-- Start of Given records --

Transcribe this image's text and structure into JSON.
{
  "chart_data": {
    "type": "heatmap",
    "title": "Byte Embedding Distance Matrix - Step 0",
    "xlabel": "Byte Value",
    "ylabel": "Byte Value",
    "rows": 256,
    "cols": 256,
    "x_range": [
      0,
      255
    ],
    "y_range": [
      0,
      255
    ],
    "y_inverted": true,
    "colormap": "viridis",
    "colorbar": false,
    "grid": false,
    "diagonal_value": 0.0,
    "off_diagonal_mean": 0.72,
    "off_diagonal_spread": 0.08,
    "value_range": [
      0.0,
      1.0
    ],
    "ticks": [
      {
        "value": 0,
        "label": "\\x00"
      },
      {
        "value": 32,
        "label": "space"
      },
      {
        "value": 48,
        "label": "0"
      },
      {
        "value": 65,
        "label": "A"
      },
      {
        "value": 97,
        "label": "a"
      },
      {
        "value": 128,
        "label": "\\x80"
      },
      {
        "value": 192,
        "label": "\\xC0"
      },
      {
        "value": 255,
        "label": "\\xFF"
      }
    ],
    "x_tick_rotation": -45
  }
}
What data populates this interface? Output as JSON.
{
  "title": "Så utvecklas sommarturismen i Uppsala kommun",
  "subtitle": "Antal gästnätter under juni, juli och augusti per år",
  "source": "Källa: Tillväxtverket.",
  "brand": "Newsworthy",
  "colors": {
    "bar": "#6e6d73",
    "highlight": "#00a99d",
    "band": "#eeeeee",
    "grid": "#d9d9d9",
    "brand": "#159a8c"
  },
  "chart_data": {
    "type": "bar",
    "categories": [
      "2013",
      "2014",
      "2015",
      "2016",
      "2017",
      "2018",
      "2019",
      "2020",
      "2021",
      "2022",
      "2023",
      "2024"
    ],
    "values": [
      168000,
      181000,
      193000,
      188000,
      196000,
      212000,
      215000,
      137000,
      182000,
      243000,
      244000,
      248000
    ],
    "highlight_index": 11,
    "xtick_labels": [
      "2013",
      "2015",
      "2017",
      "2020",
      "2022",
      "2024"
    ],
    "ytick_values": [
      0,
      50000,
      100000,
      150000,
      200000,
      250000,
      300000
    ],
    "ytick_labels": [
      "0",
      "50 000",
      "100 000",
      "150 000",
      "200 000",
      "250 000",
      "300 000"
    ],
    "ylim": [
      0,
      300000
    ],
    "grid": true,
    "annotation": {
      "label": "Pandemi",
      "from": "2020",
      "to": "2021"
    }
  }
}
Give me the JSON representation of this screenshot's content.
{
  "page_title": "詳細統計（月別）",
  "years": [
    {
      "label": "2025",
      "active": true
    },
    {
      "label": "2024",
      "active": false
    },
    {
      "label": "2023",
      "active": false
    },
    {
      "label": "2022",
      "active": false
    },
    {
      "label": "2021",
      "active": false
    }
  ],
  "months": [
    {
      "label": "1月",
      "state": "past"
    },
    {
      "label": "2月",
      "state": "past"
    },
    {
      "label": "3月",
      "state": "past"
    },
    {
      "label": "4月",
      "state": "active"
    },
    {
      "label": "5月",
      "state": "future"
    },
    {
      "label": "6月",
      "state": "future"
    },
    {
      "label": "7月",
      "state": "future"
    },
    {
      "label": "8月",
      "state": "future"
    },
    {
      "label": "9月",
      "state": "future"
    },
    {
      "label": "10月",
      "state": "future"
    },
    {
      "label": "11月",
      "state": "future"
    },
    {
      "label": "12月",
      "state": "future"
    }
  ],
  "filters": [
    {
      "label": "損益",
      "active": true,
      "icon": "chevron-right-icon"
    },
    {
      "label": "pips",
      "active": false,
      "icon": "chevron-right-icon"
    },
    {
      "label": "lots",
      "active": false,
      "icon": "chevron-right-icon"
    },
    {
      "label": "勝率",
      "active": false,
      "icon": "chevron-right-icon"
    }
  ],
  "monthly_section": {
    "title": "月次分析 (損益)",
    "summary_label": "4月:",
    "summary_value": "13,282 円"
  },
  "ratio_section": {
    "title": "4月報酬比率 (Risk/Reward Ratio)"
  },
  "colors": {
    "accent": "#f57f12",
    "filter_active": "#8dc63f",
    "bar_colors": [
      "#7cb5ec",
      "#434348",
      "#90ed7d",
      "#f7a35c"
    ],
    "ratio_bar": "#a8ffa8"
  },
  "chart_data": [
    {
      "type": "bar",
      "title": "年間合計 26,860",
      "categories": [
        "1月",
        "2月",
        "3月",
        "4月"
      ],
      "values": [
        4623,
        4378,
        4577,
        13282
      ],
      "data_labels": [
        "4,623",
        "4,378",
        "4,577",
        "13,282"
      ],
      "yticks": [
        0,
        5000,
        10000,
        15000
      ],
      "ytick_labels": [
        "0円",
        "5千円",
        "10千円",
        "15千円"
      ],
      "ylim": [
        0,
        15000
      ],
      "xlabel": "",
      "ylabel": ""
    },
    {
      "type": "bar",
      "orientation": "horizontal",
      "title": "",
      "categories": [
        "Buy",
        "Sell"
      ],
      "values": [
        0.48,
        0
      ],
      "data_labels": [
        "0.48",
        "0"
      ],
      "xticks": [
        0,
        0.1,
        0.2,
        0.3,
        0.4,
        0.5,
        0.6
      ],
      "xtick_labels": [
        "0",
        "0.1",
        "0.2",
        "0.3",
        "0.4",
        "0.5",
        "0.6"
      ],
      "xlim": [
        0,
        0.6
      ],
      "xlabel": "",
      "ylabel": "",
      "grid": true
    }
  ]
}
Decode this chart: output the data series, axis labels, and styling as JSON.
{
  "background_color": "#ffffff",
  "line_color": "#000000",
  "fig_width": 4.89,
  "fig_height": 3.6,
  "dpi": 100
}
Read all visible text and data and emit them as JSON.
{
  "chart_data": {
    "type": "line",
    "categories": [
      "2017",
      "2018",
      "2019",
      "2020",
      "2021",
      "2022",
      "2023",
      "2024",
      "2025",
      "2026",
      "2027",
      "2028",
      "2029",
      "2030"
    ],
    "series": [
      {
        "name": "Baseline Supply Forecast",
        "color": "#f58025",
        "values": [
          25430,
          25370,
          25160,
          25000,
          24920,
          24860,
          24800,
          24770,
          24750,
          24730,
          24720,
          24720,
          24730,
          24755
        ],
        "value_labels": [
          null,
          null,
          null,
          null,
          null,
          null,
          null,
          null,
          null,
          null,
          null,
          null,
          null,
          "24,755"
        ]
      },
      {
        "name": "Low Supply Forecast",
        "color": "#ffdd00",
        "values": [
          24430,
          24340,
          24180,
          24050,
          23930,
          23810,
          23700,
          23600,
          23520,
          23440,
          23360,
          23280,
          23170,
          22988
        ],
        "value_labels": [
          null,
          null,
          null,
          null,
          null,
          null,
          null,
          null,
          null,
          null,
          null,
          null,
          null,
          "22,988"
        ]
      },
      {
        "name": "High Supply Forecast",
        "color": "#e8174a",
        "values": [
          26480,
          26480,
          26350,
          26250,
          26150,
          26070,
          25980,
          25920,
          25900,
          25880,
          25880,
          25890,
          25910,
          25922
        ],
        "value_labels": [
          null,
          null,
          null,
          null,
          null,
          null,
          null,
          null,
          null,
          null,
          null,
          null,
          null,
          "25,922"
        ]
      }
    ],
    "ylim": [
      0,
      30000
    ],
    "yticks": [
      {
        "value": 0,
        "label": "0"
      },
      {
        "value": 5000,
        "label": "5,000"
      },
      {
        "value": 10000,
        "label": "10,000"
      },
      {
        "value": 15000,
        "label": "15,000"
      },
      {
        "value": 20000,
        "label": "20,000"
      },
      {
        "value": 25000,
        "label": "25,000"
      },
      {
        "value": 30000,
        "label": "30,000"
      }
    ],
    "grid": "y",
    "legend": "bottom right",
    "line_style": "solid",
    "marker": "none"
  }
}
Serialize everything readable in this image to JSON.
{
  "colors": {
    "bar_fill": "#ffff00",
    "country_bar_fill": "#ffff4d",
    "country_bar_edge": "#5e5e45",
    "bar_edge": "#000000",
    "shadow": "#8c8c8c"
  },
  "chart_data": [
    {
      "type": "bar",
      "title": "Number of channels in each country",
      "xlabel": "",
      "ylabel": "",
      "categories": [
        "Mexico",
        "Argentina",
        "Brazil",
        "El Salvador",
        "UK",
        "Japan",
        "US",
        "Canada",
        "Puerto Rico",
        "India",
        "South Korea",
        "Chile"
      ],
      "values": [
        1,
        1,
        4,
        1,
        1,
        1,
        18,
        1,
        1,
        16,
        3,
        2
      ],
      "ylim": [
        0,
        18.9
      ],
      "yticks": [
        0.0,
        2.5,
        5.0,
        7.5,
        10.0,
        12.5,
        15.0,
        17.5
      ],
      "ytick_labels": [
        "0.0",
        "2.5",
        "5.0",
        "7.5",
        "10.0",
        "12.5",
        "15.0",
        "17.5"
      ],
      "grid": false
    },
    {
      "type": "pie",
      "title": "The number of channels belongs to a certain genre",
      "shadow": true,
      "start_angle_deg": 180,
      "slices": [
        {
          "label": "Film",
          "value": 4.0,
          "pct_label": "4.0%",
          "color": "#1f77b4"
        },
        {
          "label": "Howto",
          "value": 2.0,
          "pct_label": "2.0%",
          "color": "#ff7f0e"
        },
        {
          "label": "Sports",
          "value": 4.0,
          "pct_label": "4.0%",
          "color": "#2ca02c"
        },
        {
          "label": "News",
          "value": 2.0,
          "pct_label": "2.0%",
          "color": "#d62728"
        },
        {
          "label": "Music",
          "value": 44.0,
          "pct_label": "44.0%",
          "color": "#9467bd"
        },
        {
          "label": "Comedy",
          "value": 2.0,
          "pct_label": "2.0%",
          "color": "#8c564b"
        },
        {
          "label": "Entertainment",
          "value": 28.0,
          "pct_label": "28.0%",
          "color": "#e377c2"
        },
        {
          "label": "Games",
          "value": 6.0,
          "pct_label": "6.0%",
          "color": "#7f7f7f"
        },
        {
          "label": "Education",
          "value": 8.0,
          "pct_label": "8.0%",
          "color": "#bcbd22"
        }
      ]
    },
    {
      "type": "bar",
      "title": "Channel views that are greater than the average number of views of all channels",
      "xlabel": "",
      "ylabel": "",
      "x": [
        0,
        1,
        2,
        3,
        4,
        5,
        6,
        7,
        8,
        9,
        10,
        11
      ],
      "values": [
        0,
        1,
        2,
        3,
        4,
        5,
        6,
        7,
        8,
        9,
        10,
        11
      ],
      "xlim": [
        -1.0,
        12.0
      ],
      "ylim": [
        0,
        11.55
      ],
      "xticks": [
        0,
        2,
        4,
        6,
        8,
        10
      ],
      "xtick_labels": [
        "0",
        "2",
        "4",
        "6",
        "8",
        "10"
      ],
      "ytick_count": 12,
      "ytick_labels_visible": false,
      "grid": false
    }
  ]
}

-- End of Given records --

◆ What the task requires ◆
In the listing above, find each line with the word "Forecast" and copy it.

◆ Solution to this task ◆
        "name": "Baseline Supply Forecast",
        "name": "Low Supply Forecast",
        "name": "High Supply Forecast",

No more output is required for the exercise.